Source records
■ ■ ■ ■
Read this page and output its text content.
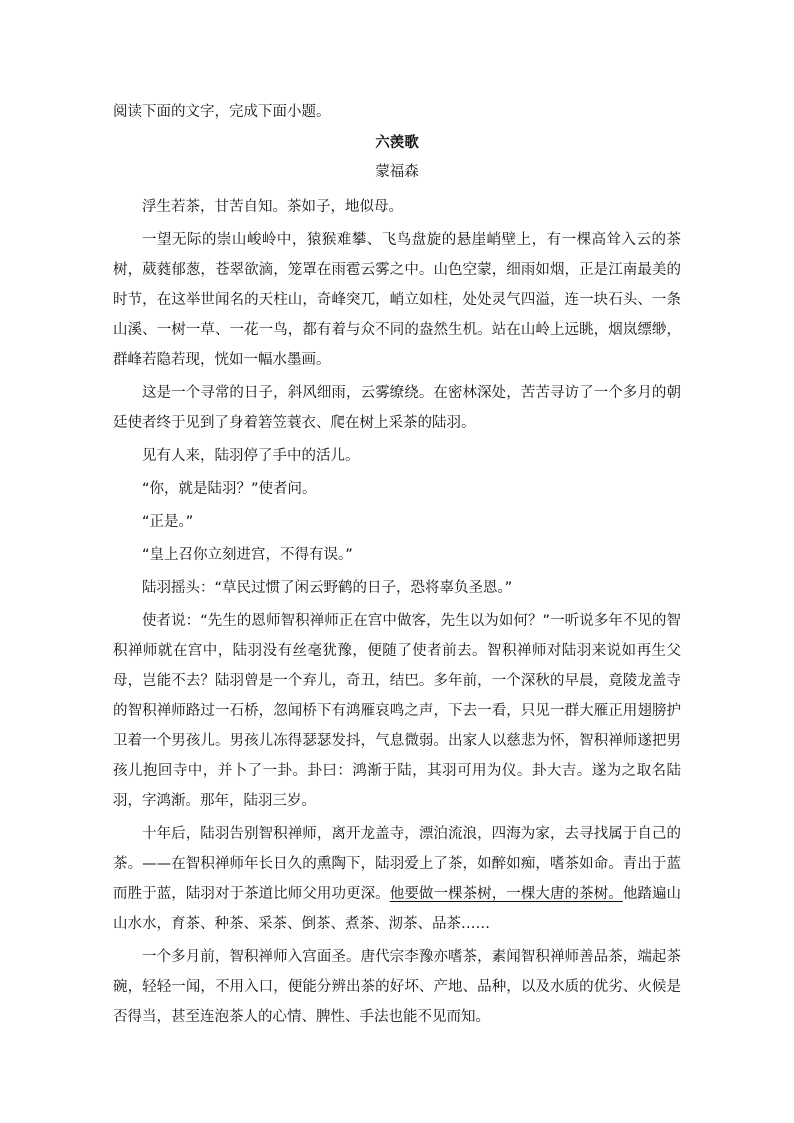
阅读下面的文字，完成下面小题。
六羡歌
蒙福森

浮生若茶，甘苦自知。茶如子，地似母。

一望无际的崇山峻岭中，猿猴难攀、飞鸟盘旋的悬崖峭壁上，有一棵高耸入云的茶树，葳蕤郁葱，苍翠欲滴，笼罩在雨雹云雾之中。山色空蒙，细雨如烟，正是江南最美的时节，在这举世闻名的天柱山，奇峰突兀，峭立如柱，处处灵气四溢，连一块石头、一条山溪、一树一草、一花一鸟，都有着与众不同的盎然生机。站在山岭上远眺，烟岚缥缈，群峰若隐若现，恍如一幅水墨画。

这是一个寻常的日子，斜风细雨，云雾缭绕。在密林深处，苦苦寻访了一个多月的朝廷使者终于见到了身着箬笠蓑衣、爬在树上采茶的陆羽。

见有人来，陆羽停了手中的活儿。

“你，就是陆羽？”使者问。

“正是。”

“皇上召你立刻进宫，不得有误。”

陆羽摇头：“草民过惯了闲云野鹤的日子，恐将辜负圣恩。”

使者说：“先生的恩师智积禅师正在宫中做客，先生以为如何？”一听说多年不见的智积禅师就在宫中，陆羽没有丝毫犹豫，便随了使者前去。智积禅师对陆羽来说如再生父母，岂能不去？陆羽曾是一个弃儿，奇丑，结巴。多年前，一个深秋的早晨，竟陵龙盖寺的智积禅师路过一石桥，忽闻桥下有鸿雁哀鸣之声，下去一看，只见一群大雁正用翅膀护卫着一个男孩儿。男孩儿冻得瑟瑟发抖，气息微弱。出家人以慈悲为怀，智积禅师遂把男孩儿抱回寺中，并卜了一卦。卦曰：鸿渐于陆，其羽可用为仪。卦大吉。遂为之取名陆羽，字鸿渐。那年，陆羽三岁。

十年后，陆羽告别智积禅师，离开龙盖寺，漂泊流浪，四海为家，去寻找属于自己的茶。——在智积禅师年长日久的熏陶下，陆羽爱上了茶，如醉如痴，嗜茶如命。青出于蓝而胜于蓝，陆羽对于茶道比师父用功更深。他要做一棵茶树，一棵大唐的茶树。他踏遍山山水水，育茶、种茶、采茶、倒茶、煮茶、沏茶、品茶……

一个多月前，智积禅师入宫面圣。唐代宗李豫亦嗜茶，素闻智积禅师善品茶，端起茶碗，轻轻一闻，不用入口，便能分辨出茶的好坏、产地、品种，以及水质的优劣、火候是否得当，甚至连泡茶人的心情、脾性、手法也能不见而知。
■ ■ ■ ■
Stated problem :: Quote everything in the listing above exactly; pictures are the only thing to omit.

Task solution ::
Read this page and output its text content.
阅读下面的文字，完成下面小题。
六羡歌
蒙福森

浮生若茶，甘苦自知。茶如子，地似母。

一望无际的崇山峻岭中，猿猴难攀、飞鸟盘旋的悬崖峭壁上，有一棵高耸入云的茶树，葳蕤郁葱，苍翠欲滴，笼罩在雨雹云雾之中。山色空蒙，细雨如烟，正是江南最美的时节，在这举世闻名的天柱山，奇峰突兀，峭立如柱，处处灵气四溢，连一块石头、一条山溪、一树一草、一花一鸟，都有着与众不同的盎然生机。站在山岭上远眺，烟岚缥缈，群峰若隐若现，恍如一幅水墨画。

这是一个寻常的日子，斜风细雨，云雾缭绕。在密林深处，苦苦寻访了一个多月的朝廷使者终于见到了身着箬笠蓑衣、爬在树上采茶的陆羽。

见有人来，陆羽停了手中的活儿。

“你，就是陆羽？”使者问。

“正是。”

“皇上召你立刻进宫，不得有误。”

陆羽摇头：“草民过惯了闲云野鹤的日子，恐将辜负圣恩。”

使者说：“先生的恩师智积禅师正在宫中做客，先生以为如何？”一听说多年不见的智积禅师就在宫中，陆羽没有丝毫犹豫，便随了使者前去。智积禅师对陆羽来说如再生父母，岂能不去？陆羽曾是一个弃儿，奇丑，结巴。多年前，一个深秋的早晨，竟陵龙盖寺的智积禅师路过一石桥，忽闻桥下有鸿雁哀鸣之声，下去一看，只见一群大雁正用翅膀护卫着一个男孩儿。男孩儿冻得瑟瑟发抖，气息微弱。出家人以慈悲为怀，智积禅师遂把男孩儿抱回寺中，并卜了一卦。卦曰：鸿渐于陆，其羽可用为仪。卦大吉。遂为之取名陆羽，字鸿渐。那年，陆羽三岁。

十年后，陆羽告别智积禅师，离开龙盖寺，漂泊流浪，四海为家，去寻找属于自己的茶。——在智积禅师年长日久的熏陶下，陆羽爱上了茶，如醉如痴，嗜茶如命。青出于蓝而胜于蓝，陆羽对于茶道比师父用功更深。他要做一棵茶树，一棵大唐的茶树。他踏遍山山水水，育茶、种茶、采茶、倒茶、煮茶、沏茶、品茶……

一个多月前，智积禅师入宫面圣。唐代宗李豫亦嗜茶，素闻智积禅师善品茶，端起茶碗，轻轻一闻，不用入口，便能分辨出茶的好坏、产地、品种，以及水质的优劣、火候是否得当，甚至连泡茶人的心情、脾性、手法也能不见而知。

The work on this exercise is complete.